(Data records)

=======

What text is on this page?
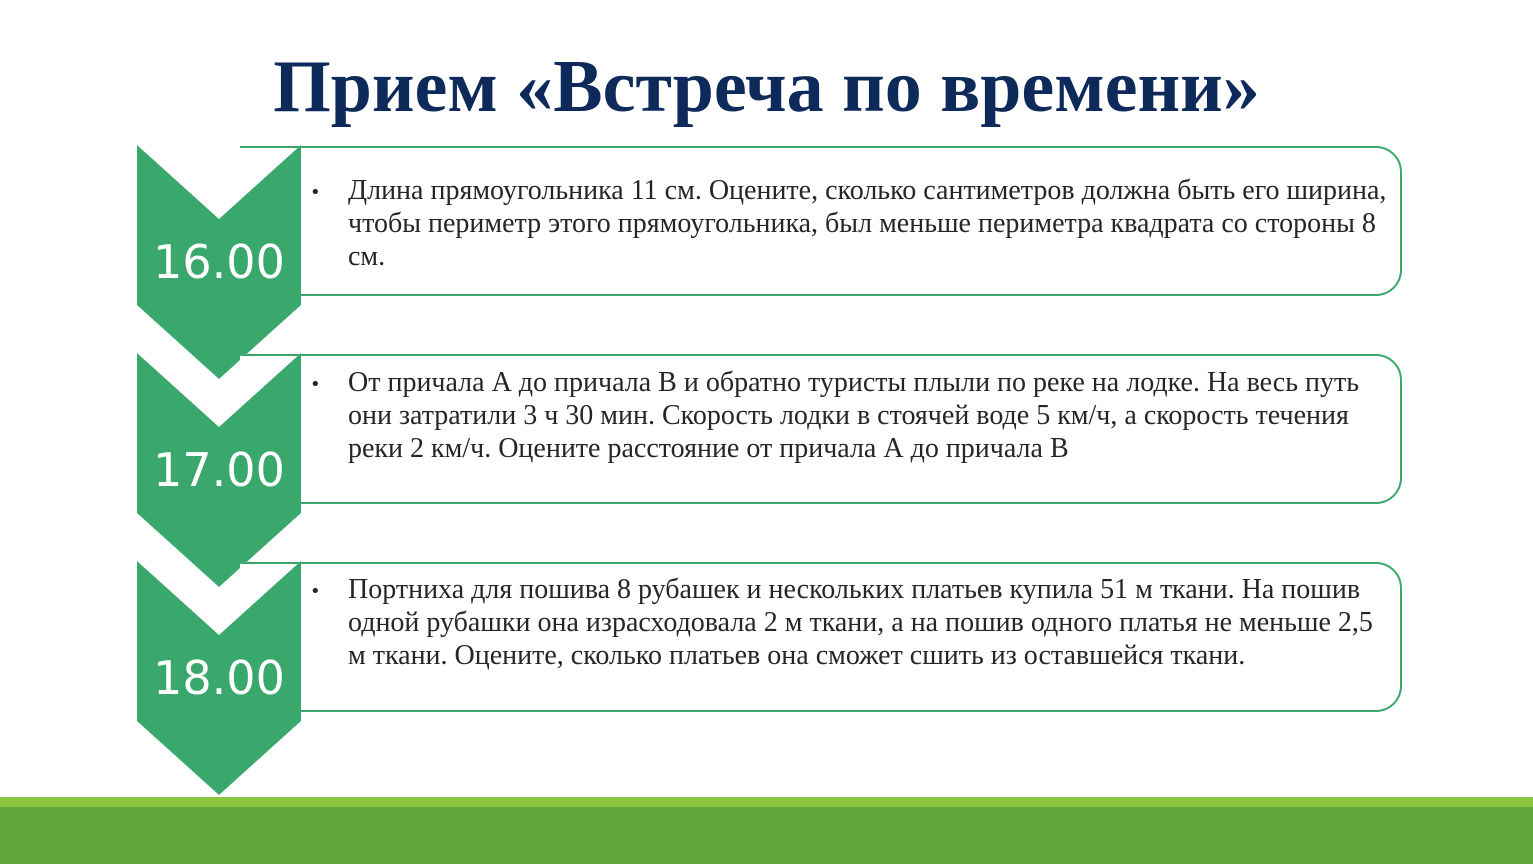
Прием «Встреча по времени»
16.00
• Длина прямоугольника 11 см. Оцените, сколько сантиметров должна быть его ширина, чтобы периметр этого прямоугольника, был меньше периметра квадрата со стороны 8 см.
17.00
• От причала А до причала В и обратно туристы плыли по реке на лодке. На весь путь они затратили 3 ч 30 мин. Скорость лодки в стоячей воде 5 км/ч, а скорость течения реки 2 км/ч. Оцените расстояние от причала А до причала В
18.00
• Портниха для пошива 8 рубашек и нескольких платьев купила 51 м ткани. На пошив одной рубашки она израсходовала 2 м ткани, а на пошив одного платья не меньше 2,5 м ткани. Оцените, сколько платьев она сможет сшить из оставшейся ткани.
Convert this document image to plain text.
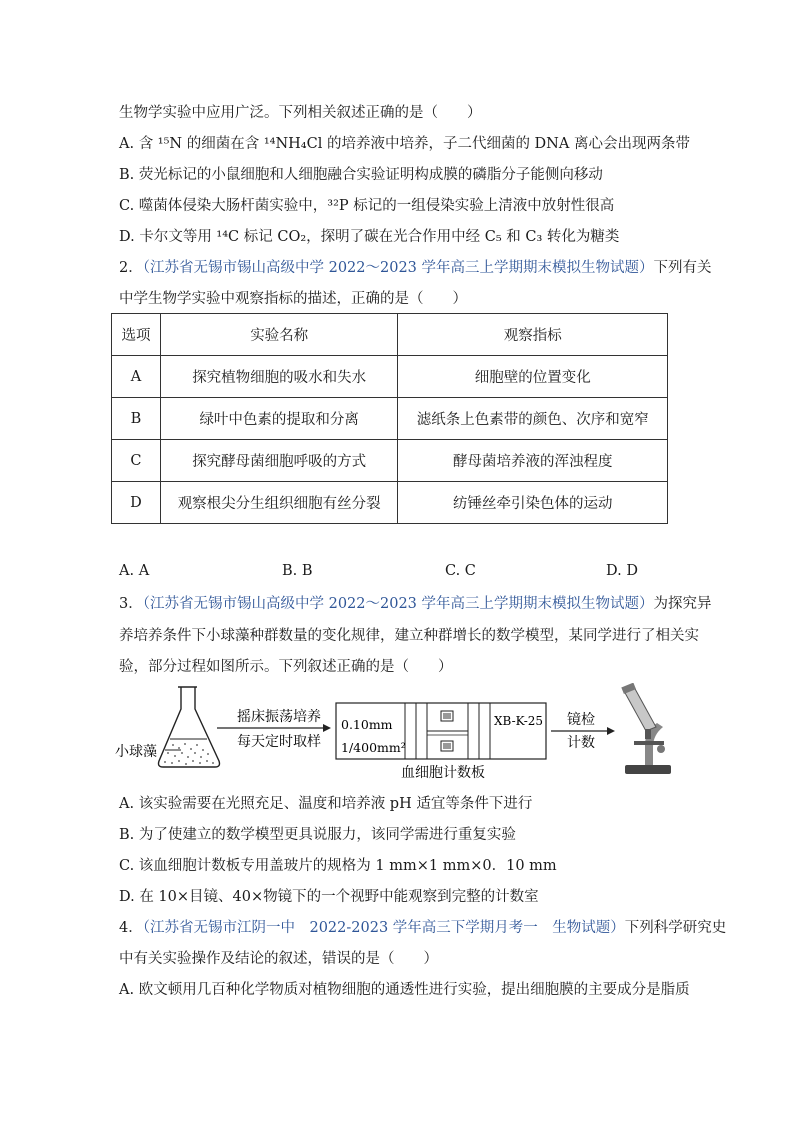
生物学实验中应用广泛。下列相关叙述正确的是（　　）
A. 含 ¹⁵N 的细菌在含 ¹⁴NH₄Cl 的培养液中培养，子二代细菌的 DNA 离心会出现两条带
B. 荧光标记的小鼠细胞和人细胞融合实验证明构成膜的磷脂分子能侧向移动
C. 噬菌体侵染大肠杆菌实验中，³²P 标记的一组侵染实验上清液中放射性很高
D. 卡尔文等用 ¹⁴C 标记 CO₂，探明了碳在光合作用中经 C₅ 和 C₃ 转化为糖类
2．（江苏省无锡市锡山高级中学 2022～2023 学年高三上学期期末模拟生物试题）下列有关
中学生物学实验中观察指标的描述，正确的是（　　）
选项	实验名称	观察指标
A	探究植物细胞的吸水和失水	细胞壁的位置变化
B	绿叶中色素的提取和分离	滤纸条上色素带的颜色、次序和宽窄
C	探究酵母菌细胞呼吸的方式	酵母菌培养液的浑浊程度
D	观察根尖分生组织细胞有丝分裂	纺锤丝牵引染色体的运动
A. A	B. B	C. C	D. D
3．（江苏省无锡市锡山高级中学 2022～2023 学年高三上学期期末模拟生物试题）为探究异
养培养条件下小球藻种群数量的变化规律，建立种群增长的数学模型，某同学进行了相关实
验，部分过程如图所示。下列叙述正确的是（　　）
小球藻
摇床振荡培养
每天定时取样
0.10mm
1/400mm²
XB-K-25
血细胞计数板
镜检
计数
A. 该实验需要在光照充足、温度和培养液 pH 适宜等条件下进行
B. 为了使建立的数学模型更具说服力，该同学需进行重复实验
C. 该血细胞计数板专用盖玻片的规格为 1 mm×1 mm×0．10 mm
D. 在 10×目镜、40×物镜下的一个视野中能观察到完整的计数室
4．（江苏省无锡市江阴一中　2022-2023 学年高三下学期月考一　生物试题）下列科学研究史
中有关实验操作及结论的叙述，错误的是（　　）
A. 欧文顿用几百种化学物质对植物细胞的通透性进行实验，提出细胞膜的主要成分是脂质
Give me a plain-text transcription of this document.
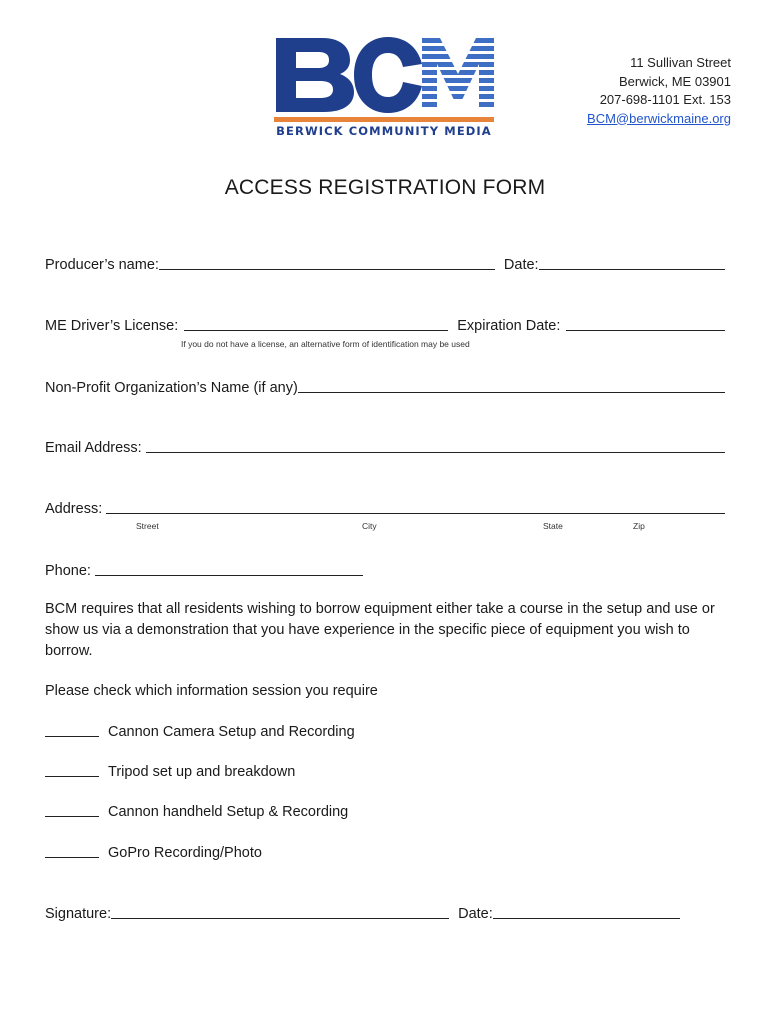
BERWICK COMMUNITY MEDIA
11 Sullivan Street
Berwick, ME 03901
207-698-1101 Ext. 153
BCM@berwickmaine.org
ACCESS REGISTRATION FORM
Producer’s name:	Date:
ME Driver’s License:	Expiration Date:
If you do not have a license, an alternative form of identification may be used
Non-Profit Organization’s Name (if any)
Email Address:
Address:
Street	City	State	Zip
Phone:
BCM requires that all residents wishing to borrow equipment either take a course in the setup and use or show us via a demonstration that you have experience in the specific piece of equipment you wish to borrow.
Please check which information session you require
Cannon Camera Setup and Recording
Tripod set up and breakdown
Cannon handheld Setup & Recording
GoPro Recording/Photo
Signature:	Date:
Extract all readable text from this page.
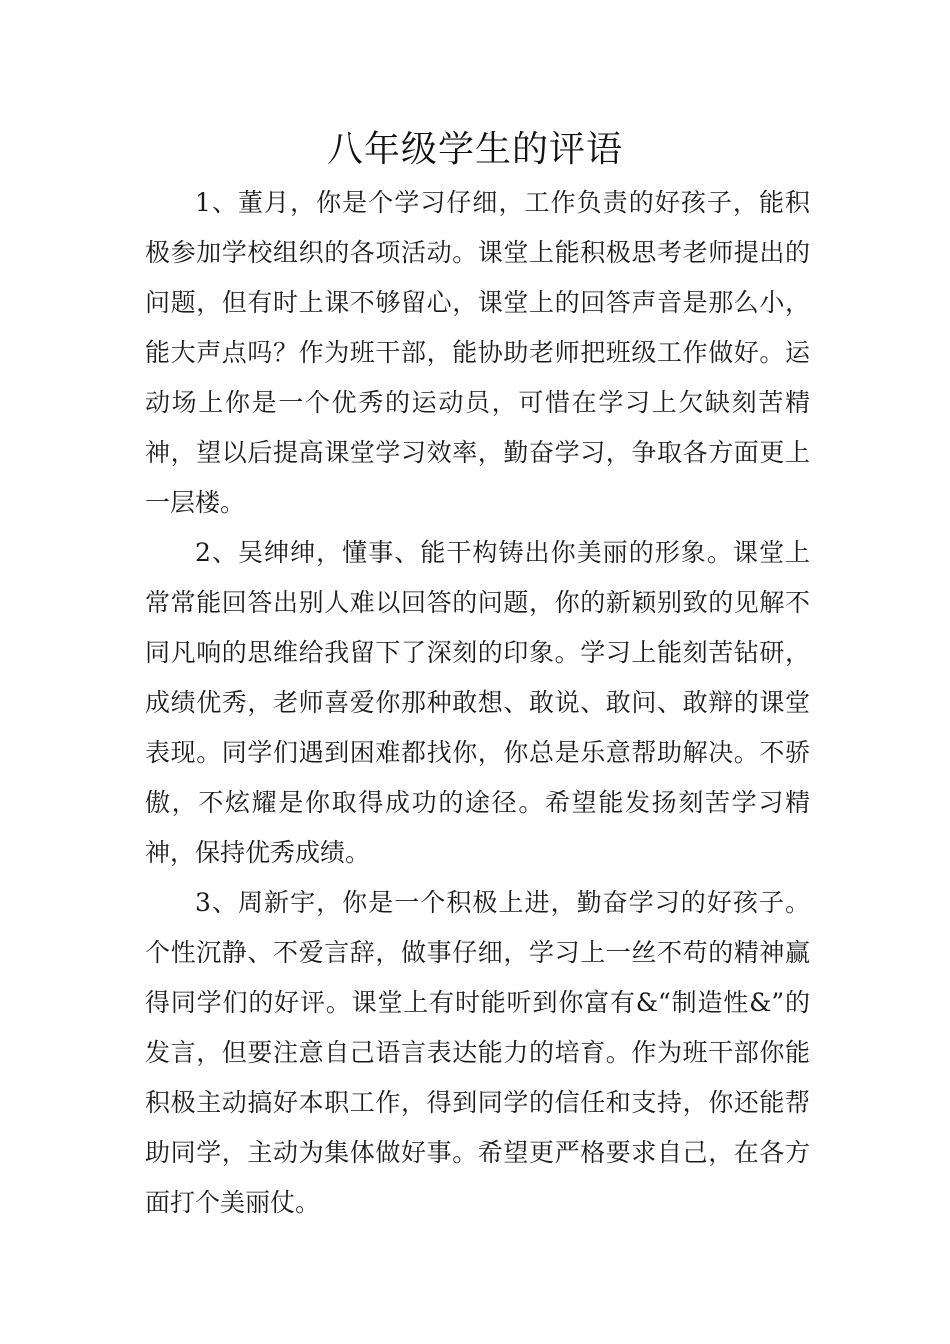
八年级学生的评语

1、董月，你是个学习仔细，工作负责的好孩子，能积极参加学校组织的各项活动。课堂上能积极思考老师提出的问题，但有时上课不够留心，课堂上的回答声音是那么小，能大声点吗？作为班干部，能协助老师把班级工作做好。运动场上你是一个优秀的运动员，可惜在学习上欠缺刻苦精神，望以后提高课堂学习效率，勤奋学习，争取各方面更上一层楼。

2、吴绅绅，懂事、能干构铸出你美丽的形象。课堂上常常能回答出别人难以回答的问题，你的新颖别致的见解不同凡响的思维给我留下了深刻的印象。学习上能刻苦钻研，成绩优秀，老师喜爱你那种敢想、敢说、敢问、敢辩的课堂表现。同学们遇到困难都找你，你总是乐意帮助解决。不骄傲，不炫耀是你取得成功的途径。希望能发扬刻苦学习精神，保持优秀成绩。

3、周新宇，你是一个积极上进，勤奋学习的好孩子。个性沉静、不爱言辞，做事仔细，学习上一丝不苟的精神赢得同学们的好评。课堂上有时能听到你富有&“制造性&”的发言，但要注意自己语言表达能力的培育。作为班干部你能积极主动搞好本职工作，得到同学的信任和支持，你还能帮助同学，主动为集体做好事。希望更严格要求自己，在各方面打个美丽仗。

=======

Ascertain the number of lines in the entries that include the word "学年高三上学期期末模拟生物试题", and report only that number.

### THE REPLY:
2